Leave out the pictures and restate the rest of the data exactly.

# EXERCISE INPUTS start

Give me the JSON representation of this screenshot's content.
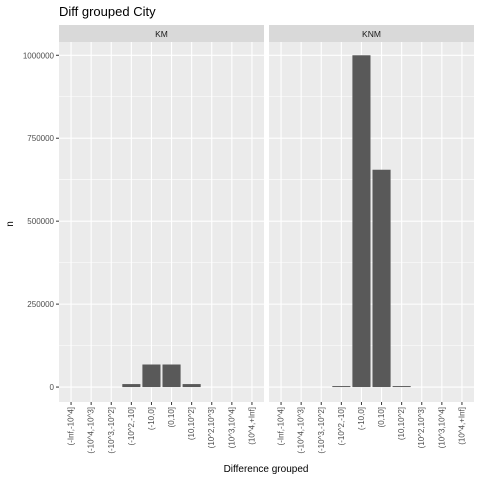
{
  "chart_data": {
    "type": "bar",
    "title": "Diff grouped City",
    "xlabel": "Difference grouped",
    "ylabel": "n",
    "ylim": [
      -45000,
      1040000
    ],
    "yticks": [
      0,
      250000,
      500000,
      750000,
      1000000
    ],
    "ytick_labels": [
      "0",
      "250000",
      "500000",
      "750000",
      "1000000"
    ],
    "categories": [
      "(-Inf,-10^4]",
      "(-10^4,-10^3]",
      "(-10^3,-10^2]",
      "(-10^2,-10]",
      "(-10,0]",
      "(0,10]",
      "(10,10^2]",
      "(10^2,10^3]",
      "(10^3,10^4]",
      "(10^4,+Inf]"
    ],
    "facets": [
      {
        "name": "KM",
        "values": [
          0,
          0,
          0,
          9000,
          68000,
          68000,
          9000,
          0,
          0,
          0
        ]
      },
      {
        "name": "KNM",
        "values": [
          0,
          0,
          0,
          3000,
          1000000,
          655000,
          3000,
          0,
          0,
          0
        ]
      }
    ],
    "grid": true,
    "colors": {
      "bar": "#595959",
      "panel": "#ebebeb",
      "strip": "#d9d9d9",
      "grid": "#ffffff"
    }
  }
}
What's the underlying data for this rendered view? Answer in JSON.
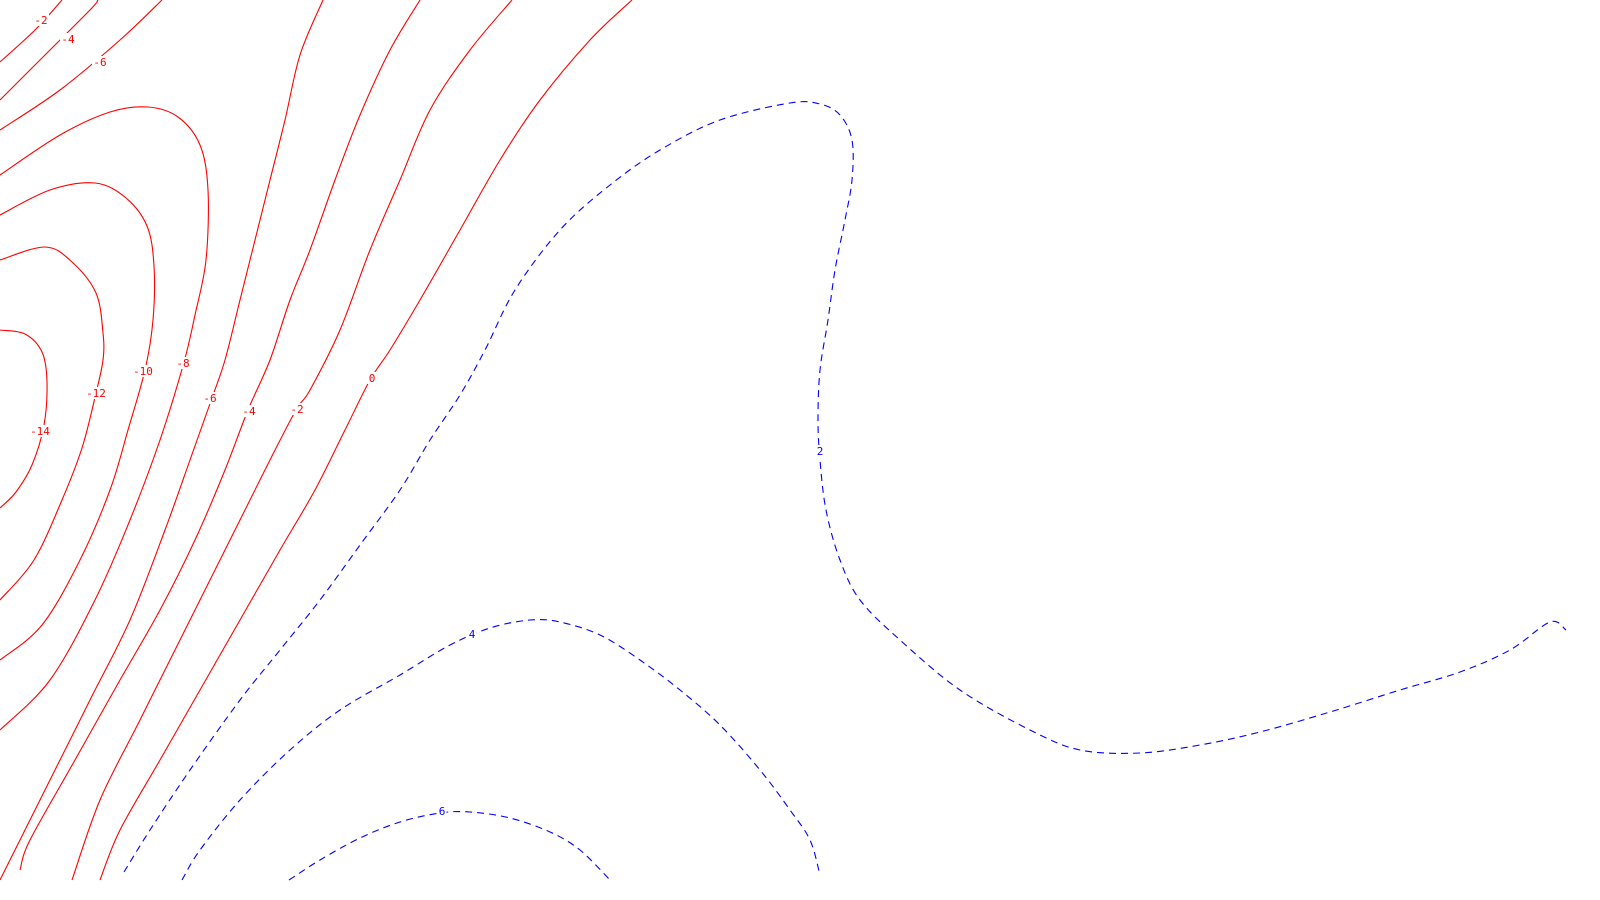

# EXERCISE INPUTS end

ANSWER TO THE EXERCISE:
Give me the JSON representation of this screenshot's content.
{
  "chart_data": {
    "type": "bar",
    "title": "Diff grouped City",
    "xlabel": "Difference grouped",
    "ylabel": "n",
    "ylim": [
      -45000,
      1040000
    ],
    "yticks": [
      0,
      250000,
      500000,
      750000,
      1000000
    ],
    "ytick_labels": [
      "0",
      "250000",
      "500000",
      "750000",
      "1000000"
    ],
    "categories": [
      "(-Inf,-10^4]",
      "(-10^4,-10^3]",
      "(-10^3,-10^2]",
      "(-10^2,-10]",
      "(-10,0]",
      "(0,10]",
      "(10,10^2]",
      "(10^2,10^3]",
      "(10^3,10^4]",
      "(10^4,+Inf]"
    ],
    "facets": [
      {
        "name": "KM",
        "values": [
          0,
          0,
          0,
          9000,
          68000,
          68000,
          9000,
          0,
          0,
          0
        ]
      },
      {
        "name": "KNM",
        "values": [
          0,
          0,
          0,
          3000,
          1000000,
          655000,
          3000,
          0,
          0,
          0
        ]
      }
    ],
    "grid": true,
    "colors": {
      "bar": "#595959",
      "panel": "#ebebeb",
      "strip": "#d9d9d9",
      "grid": "#ffffff"
    }
  }
}
What's the underlying data for this rendered view? Answer in JSON.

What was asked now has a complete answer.